- _Aim of the exercise_
Reproduce the listing below exactly, minus its pictures.
— Start —
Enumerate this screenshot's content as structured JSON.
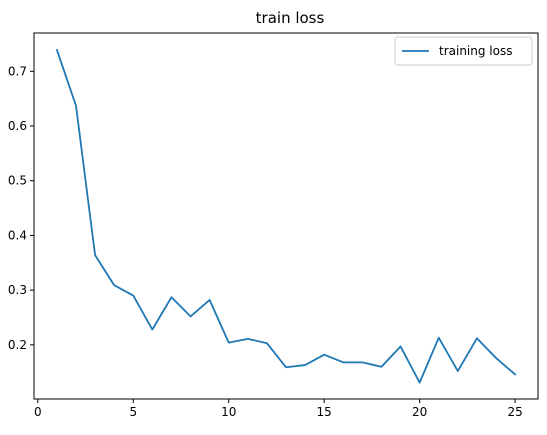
{
  "chart_data": {
    "type": "line",
    "title": "train loss",
    "xlabel": "",
    "ylabel": "",
    "xlim": [
      -0.2,
      26.2
    ],
    "ylim": [
      0.101,
      0.77
    ],
    "xticks": [
      0,
      5,
      10,
      15,
      20,
      25
    ],
    "yticks": [
      0.2,
      0.3,
      0.4,
      0.5,
      0.6,
      0.7
    ],
    "xtick_labels": [
      "0",
      "5",
      "10",
      "15",
      "20",
      "25"
    ],
    "ytick_labels": [
      "0.2",
      "0.3",
      "0.4",
      "0.5",
      "0.6",
      "0.7"
    ],
    "grid": false,
    "legend_position": "top-right",
    "series": [
      {
        "name": "training loss",
        "color": "#1f77b4",
        "x": [
          1,
          2,
          3,
          4,
          5,
          6,
          7,
          8,
          9,
          10,
          11,
          12,
          13,
          14,
          15,
          16,
          17,
          18,
          19,
          20,
          21,
          22,
          23,
          24,
          25
        ],
        "y": [
          0.739,
          0.637,
          0.364,
          0.309,
          0.29,
          0.228,
          0.287,
          0.252,
          0.282,
          0.204,
          0.211,
          0.203,
          0.159,
          0.163,
          0.182,
          0.168,
          0.168,
          0.16,
          0.197,
          0.131,
          0.213,
          0.152,
          0.212,
          0.176,
          0.146
        ]
      }
    ]
  }
}
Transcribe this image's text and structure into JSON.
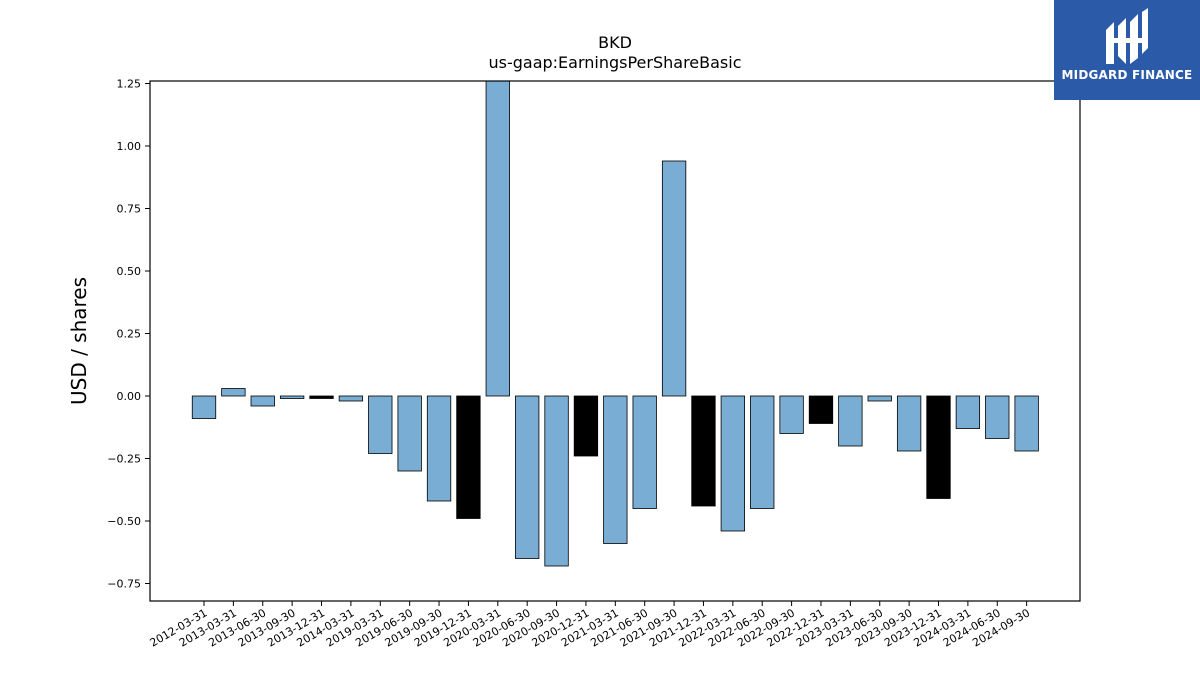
{
  "brand": {
    "name": "MIDGARD FINANCE",
    "logo_icon": "midgard-logo-icon",
    "background": "#2b5aa8"
  },
  "chart_data": {
    "type": "bar",
    "title": "BKD",
    "subtitle": "us-gaap:EarningsPerShareBasic",
    "xlabel": "",
    "ylabel": "USD / shares",
    "ylim": [
      -0.82,
      1.26
    ],
    "yticks": [
      "1.25",
      "1.00",
      "0.75",
      "0.50",
      "0.25",
      "0.00",
      "−0.25",
      "−0.50",
      "−0.75"
    ],
    "ytick_values": [
      1.25,
      1.0,
      0.75,
      0.5,
      0.25,
      0.0,
      -0.25,
      -0.5,
      -0.75
    ],
    "grid": false,
    "colors": {
      "quarter": "#7aadd4",
      "year_end": "#000000",
      "edge": "#000000"
    },
    "categories": [
      "2012-03-31",
      "2013-03-31",
      "2013-06-30",
      "2013-09-30",
      "2013-12-31",
      "2014-03-31",
      "2019-03-31",
      "2019-06-30",
      "2019-09-30",
      "2019-12-31",
      "2020-03-31",
      "2020-06-30",
      "2020-09-30",
      "2020-12-31",
      "2021-03-31",
      "2021-06-30",
      "2021-09-30",
      "2021-12-31",
      "2022-03-31",
      "2022-06-30",
      "2022-09-30",
      "2022-12-31",
      "2023-03-31",
      "2023-06-30",
      "2023-09-30",
      "2023-12-31",
      "2024-03-31",
      "2024-06-30",
      "2024-09-30"
    ],
    "values": [
      -0.09,
      0.03,
      -0.04,
      -0.01,
      -0.01,
      -0.02,
      -0.23,
      -0.3,
      -0.42,
      -0.49,
      1.26,
      -0.65,
      -0.68,
      -0.24,
      -0.59,
      -0.45,
      0.94,
      -0.44,
      -0.54,
      -0.45,
      -0.15,
      -0.11,
      -0.2,
      -0.02,
      -0.22,
      -0.41,
      -0.13,
      -0.17,
      -0.22
    ],
    "year_end": [
      false,
      false,
      false,
      false,
      true,
      false,
      false,
      false,
      false,
      true,
      false,
      false,
      false,
      true,
      false,
      false,
      false,
      true,
      false,
      false,
      false,
      true,
      false,
      false,
      false,
      true,
      false,
      false,
      false
    ]
  }
}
— End —
- _Answer_
Enumerate this screenshot's content as structured JSON.
{
  "chart_data": {
    "type": "line",
    "title": "train loss",
    "xlabel": "",
    "ylabel": "",
    "xlim": [
      -0.2,
      26.2
    ],
    "ylim": [
      0.101,
      0.77
    ],
    "xticks": [
      0,
      5,
      10,
      15,
      20,
      25
    ],
    "yticks": [
      0.2,
      0.3,
      0.4,
      0.5,
      0.6,
      0.7
    ],
    "xtick_labels": [
      "0",
      "5",
      "10",
      "15",
      "20",
      "25"
    ],
    "ytick_labels": [
      "0.2",
      "0.3",
      "0.4",
      "0.5",
      "0.6",
      "0.7"
    ],
    "grid": false,
    "legend_position": "top-right",
    "series": [
      {
        "name": "training loss",
        "color": "#1f77b4",
        "x": [
          1,
          2,
          3,
          4,
          5,
          6,
          7,
          8,
          9,
          10,
          11,
          12,
          13,
          14,
          15,
          16,
          17,
          18,
          19,
          20,
          21,
          22,
          23,
          24,
          25
        ],
        "y": [
          0.739,
          0.637,
          0.364,
          0.309,
          0.29,
          0.228,
          0.287,
          0.252,
          0.282,
          0.204,
          0.211,
          0.203,
          0.159,
          0.163,
          0.182,
          0.168,
          0.168,
          0.16,
          0.197,
          0.131,
          0.213,
          0.152,
          0.212,
          0.176,
          0.146
        ]
      }
    ]
  }
}
Transcribe this image's text and structure into JSON.
{
  "brand": {
    "name": "MIDGARD FINANCE",
    "logo_icon": "midgard-logo-icon",
    "background": "#2b5aa8"
  },
  "chart_data": {
    "type": "bar",
    "title": "BKD",
    "subtitle": "us-gaap:EarningsPerShareBasic",
    "xlabel": "",
    "ylabel": "USD / shares",
    "ylim": [
      -0.82,
      1.26
    ],
    "yticks": [
      "1.25",
      "1.00",
      "0.75",
      "0.50",
      "0.25",
      "0.00",
      "−0.25",
      "−0.50",
      "−0.75"
    ],
    "ytick_values": [
      1.25,
      1.0,
      0.75,
      0.5,
      0.25,
      0.0,
      -0.25,
      -0.5,
      -0.75
    ],
    "grid": false,
    "colors": {
      "quarter": "#7aadd4",
      "year_end": "#000000",
      "edge": "#000000"
    },
    "categories": [
      "2012-03-31",
      "2013-03-31",
      "2013-06-30",
      "2013-09-30",
      "2013-12-31",
      "2014-03-31",
      "2019-03-31",
      "2019-06-30",
      "2019-09-30",
      "2019-12-31",
      "2020-03-31",
      "2020-06-30",
      "2020-09-30",
      "2020-12-31",
      "2021-03-31",
      "2021-06-30",
      "2021-09-30",
      "2021-12-31",
      "2022-03-31",
      "2022-06-30",
      "2022-09-30",
      "2022-12-31",
      "2023-03-31",
      "2023-06-30",
      "2023-09-30",
      "2023-12-31",
      "2024-03-31",
      "2024-06-30",
      "2024-09-30"
    ],
    "values": [
      -0.09,
      0.03,
      -0.04,
      -0.01,
      -0.01,
      -0.02,
      -0.23,
      -0.3,
      -0.42,
      -0.49,
      1.26,
      -0.65,
      -0.68,
      -0.24,
      -0.59,
      -0.45,
      0.94,
      -0.44,
      -0.54,
      -0.45,
      -0.15,
      -0.11,
      -0.2,
      -0.02,
      -0.22,
      -0.41,
      -0.13,
      -0.17,
      -0.22
    ],
    "year_end": [
      false,
      false,
      false,
      false,
      true,
      false,
      false,
      false,
      false,
      true,
      false,
      false,
      false,
      true,
      false,
      false,
      false,
      true,
      false,
      false,
      false,
      true,
      false,
      false,
      false,
      true,
      false,
      false,
      false
    ]
  }
}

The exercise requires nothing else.